#### Information shown
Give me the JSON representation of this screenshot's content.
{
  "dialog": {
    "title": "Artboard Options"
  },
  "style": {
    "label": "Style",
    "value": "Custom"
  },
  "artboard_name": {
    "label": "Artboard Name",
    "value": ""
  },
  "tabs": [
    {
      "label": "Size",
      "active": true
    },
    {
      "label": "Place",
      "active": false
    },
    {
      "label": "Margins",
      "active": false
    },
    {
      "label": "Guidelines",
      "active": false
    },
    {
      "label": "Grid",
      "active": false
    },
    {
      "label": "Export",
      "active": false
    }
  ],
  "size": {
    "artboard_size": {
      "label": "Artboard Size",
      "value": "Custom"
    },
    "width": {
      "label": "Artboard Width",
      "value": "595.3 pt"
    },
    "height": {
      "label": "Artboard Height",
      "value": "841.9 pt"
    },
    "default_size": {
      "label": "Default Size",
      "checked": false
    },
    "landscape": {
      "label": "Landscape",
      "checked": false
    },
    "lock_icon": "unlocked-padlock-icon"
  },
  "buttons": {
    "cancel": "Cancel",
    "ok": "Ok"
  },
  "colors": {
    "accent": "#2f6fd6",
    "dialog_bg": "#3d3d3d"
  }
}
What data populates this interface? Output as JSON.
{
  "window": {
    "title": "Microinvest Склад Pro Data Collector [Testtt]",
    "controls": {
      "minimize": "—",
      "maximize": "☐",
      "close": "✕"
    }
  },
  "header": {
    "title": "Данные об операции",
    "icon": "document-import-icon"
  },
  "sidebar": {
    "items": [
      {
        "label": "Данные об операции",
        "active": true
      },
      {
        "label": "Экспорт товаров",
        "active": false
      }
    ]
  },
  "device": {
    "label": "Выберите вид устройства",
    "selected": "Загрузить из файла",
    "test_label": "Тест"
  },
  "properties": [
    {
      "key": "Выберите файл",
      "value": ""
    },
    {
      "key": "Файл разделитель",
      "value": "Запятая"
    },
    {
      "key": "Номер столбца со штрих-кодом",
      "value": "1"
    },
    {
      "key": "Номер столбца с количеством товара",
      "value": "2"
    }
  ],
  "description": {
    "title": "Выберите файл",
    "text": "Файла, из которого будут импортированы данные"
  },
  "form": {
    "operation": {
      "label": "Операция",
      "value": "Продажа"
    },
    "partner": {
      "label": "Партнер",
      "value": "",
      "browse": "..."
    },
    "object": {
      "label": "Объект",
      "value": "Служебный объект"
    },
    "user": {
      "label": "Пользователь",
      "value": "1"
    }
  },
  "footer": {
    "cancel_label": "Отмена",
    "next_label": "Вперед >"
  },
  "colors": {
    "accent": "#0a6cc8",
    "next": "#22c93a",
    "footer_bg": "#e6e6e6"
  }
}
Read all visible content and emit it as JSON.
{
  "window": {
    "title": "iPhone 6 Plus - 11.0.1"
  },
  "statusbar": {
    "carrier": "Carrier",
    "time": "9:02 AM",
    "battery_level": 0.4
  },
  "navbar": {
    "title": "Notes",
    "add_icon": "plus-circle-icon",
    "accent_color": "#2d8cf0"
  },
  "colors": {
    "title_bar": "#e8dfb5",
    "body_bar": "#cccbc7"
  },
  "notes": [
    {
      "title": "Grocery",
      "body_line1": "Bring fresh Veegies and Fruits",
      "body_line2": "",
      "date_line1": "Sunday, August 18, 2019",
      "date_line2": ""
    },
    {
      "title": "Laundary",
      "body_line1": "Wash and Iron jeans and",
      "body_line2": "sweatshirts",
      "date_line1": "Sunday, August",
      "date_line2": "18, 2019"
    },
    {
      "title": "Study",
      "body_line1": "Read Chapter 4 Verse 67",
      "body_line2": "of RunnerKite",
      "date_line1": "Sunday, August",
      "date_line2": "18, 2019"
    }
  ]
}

#### Your task
The records above must be output exactly, in full.

#### Task solution
Give me the JSON representation of this screenshot's content.
{
  "dialog": {
    "title": "Artboard Options"
  },
  "style": {
    "label": "Style",
    "value": "Custom"
  },
  "artboard_name": {
    "label": "Artboard Name",
    "value": ""
  },
  "tabs": [
    {
      "label": "Size",
      "active": true
    },
    {
      "label": "Place",
      "active": false
    },
    {
      "label": "Margins",
      "active": false
    },
    {
      "label": "Guidelines",
      "active": false
    },
    {
      "label": "Grid",
      "active": false
    },
    {
      "label": "Export",
      "active": false
    }
  ],
  "size": {
    "artboard_size": {
      "label": "Artboard Size",
      "value": "Custom"
    },
    "width": {
      "label": "Artboard Width",
      "value": "595.3 pt"
    },
    "height": {
      "label": "Artboard Height",
      "value": "841.9 pt"
    },
    "default_size": {
      "label": "Default Size",
      "checked": false
    },
    "landscape": {
      "label": "Landscape",
      "checked": false
    },
    "lock_icon": "unlocked-padlock-icon"
  },
  "buttons": {
    "cancel": "Cancel",
    "ok": "Ok"
  },
  "colors": {
    "accent": "#2f6fd6",
    "dialog_bg": "#3d3d3d"
  }
}
What data populates this interface? Output as JSON.
{
  "window": {
    "title": "Microinvest Склад Pro Data Collector [Testtt]",
    "controls": {
      "minimize": "—",
      "maximize": "☐",
      "close": "✕"
    }
  },
  "header": {
    "title": "Данные об операции",
    "icon": "document-import-icon"
  },
  "sidebar": {
    "items": [
      {
        "label": "Данные об операции",
        "active": true
      },
      {
        "label": "Экспорт товаров",
        "active": false
      }
    ]
  },
  "device": {
    "label": "Выберите вид устройства",
    "selected": "Загрузить из файла",
    "test_label": "Тест"
  },
  "properties": [
    {
      "key": "Выберите файл",
      "value": ""
    },
    {
      "key": "Файл разделитель",
      "value": "Запятая"
    },
    {
      "key": "Номер столбца со штрих-кодом",
      "value": "1"
    },
    {
      "key": "Номер столбца с количеством товара",
      "value": "2"
    }
  ],
  "description": {
    "title": "Выберите файл",
    "text": "Файла, из которого будут импортированы данные"
  },
  "form": {
    "operation": {
      "label": "Операция",
      "value": "Продажа"
    },
    "partner": {
      "label": "Партнер",
      "value": "",
      "browse": "..."
    },
    "object": {
      "label": "Объект",
      "value": "Служебный объект"
    },
    "user": {
      "label": "Пользователь",
      "value": "1"
    }
  },
  "footer": {
    "cancel_label": "Отмена",
    "next_label": "Вперед >"
  },
  "colors": {
    "accent": "#0a6cc8",
    "next": "#22c93a",
    "footer_bg": "#e6e6e6"
  }
}
Read all visible content and emit it as JSON.
{
  "window": {
    "title": "iPhone 6 Plus - 11.0.1"
  },
  "statusbar": {
    "carrier": "Carrier",
    "time": "9:02 AM",
    "battery_level": 0.4
  },
  "navbar": {
    "title": "Notes",
    "add_icon": "plus-circle-icon",
    "accent_color": "#2d8cf0"
  },
  "colors": {
    "title_bar": "#e8dfb5",
    "body_bar": "#cccbc7"
  },
  "notes": [
    {
      "title": "Grocery",
      "body_line1": "Bring fresh Veegies and Fruits",
      "body_line2": "",
      "date_line1": "Sunday, August 18, 2019",
      "date_line2": ""
    },
    {
      "title": "Laundary",
      "body_line1": "Wash and Iron jeans and",
      "body_line2": "sweatshirts",
      "date_line1": "Sunday, August",
      "date_line2": "18, 2019"
    },
    {
      "title": "Study",
      "body_line1": "Read Chapter 4 Verse 67",
      "body_line2": "of RunnerKite",
      "date_line1": "Sunday, August",
      "date_line2": "18, 2019"
    }
  ]
}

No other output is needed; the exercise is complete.